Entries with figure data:
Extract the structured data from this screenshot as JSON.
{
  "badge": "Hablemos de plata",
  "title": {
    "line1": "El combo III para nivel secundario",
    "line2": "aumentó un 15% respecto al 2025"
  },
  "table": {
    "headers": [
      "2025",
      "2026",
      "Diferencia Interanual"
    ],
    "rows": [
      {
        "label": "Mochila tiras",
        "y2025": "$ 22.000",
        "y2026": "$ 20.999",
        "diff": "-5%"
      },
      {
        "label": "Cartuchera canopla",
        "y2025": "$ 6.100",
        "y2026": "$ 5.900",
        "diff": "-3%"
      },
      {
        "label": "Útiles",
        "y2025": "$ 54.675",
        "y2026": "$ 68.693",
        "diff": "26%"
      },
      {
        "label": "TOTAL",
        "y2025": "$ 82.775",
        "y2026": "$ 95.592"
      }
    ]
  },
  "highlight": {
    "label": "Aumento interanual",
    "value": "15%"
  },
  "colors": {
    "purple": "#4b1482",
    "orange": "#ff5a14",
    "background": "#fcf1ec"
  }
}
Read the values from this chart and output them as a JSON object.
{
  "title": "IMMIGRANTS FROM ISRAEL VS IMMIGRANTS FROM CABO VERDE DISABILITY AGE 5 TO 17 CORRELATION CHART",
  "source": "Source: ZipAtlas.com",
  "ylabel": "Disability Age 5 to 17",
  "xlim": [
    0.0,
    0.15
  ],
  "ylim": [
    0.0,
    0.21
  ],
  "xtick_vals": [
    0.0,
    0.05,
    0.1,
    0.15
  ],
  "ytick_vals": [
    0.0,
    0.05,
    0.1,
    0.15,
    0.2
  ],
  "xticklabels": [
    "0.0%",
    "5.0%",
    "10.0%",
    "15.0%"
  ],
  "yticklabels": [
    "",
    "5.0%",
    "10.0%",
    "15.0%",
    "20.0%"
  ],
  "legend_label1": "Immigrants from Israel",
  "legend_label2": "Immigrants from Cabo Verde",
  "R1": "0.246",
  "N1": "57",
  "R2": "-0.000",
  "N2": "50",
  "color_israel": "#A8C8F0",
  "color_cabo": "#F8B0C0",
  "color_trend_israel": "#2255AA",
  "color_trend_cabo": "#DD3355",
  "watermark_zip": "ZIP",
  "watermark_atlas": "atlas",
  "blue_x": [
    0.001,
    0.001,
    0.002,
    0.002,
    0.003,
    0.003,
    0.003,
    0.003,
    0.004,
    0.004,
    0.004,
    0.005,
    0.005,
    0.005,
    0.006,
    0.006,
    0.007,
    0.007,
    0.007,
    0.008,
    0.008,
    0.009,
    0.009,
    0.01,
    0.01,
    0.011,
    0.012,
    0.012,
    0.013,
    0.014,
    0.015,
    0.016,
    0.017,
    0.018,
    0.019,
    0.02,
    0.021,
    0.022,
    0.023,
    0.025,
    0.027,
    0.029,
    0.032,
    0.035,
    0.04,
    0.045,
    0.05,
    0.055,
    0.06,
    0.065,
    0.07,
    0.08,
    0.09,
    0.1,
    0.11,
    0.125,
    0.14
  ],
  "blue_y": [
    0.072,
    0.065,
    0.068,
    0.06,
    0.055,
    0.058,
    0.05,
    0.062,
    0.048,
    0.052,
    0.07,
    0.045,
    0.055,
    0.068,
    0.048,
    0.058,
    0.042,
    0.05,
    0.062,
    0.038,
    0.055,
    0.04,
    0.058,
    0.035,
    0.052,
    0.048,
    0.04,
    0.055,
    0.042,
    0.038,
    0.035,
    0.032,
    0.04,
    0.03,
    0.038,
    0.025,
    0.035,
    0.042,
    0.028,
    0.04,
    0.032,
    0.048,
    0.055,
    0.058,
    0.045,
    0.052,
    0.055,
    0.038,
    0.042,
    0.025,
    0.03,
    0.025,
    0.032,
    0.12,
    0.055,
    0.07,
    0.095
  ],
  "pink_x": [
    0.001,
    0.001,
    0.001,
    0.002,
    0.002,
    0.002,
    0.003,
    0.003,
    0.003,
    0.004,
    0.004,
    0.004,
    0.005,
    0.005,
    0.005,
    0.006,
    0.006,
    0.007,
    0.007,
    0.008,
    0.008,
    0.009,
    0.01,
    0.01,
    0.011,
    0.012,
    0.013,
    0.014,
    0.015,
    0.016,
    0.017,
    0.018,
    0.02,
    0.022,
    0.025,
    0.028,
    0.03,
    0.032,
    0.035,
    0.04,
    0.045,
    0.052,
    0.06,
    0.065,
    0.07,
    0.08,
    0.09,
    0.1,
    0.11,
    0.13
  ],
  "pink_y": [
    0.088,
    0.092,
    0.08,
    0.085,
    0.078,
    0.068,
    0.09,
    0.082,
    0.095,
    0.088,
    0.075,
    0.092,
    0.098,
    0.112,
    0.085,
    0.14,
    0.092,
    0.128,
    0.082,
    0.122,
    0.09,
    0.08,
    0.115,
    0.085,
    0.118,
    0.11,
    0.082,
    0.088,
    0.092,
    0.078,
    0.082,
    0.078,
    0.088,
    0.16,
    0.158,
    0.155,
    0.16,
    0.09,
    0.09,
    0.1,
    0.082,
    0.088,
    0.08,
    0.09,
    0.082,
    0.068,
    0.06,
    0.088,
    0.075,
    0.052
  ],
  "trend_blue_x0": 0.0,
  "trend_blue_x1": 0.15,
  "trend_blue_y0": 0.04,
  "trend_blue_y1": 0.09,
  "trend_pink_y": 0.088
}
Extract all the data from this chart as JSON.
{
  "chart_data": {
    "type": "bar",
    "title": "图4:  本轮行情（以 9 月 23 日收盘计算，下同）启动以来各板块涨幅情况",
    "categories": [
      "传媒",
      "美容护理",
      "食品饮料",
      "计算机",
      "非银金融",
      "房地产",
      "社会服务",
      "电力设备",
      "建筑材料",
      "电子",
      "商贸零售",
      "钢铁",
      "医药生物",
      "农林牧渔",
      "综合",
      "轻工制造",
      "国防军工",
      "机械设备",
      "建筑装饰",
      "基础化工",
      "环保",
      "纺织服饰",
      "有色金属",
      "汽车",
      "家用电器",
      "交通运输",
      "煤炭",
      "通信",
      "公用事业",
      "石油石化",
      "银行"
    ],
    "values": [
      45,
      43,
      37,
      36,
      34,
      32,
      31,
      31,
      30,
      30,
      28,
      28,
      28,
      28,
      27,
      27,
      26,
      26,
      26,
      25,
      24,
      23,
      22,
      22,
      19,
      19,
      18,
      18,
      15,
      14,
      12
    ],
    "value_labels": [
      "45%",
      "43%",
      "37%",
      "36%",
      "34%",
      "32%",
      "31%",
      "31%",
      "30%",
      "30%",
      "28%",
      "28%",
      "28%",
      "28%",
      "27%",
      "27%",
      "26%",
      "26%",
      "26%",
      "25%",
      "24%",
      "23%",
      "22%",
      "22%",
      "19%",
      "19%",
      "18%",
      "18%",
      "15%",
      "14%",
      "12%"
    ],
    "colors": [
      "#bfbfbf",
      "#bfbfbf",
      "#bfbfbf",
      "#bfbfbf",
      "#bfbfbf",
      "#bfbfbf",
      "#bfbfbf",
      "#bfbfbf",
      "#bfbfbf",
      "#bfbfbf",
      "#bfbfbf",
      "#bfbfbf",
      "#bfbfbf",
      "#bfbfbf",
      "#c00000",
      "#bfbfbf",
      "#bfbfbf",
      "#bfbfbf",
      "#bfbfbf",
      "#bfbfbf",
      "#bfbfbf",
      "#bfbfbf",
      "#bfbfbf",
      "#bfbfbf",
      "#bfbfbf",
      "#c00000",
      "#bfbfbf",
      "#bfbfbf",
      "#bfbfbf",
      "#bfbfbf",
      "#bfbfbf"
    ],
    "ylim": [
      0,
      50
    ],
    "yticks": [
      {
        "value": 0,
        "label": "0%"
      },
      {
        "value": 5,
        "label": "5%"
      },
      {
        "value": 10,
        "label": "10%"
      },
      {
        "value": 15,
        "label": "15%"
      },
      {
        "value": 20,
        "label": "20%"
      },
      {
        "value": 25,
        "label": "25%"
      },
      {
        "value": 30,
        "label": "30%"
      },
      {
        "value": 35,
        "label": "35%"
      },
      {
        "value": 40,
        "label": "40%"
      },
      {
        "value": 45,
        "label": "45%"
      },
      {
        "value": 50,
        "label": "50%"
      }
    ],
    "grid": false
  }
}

### Written problem:
Each line above that holds the string "Extract" should be copied and shown.

### Reply:
Extract the structured data from this screenshot as JSON.
Extract all the data from this chart as JSON.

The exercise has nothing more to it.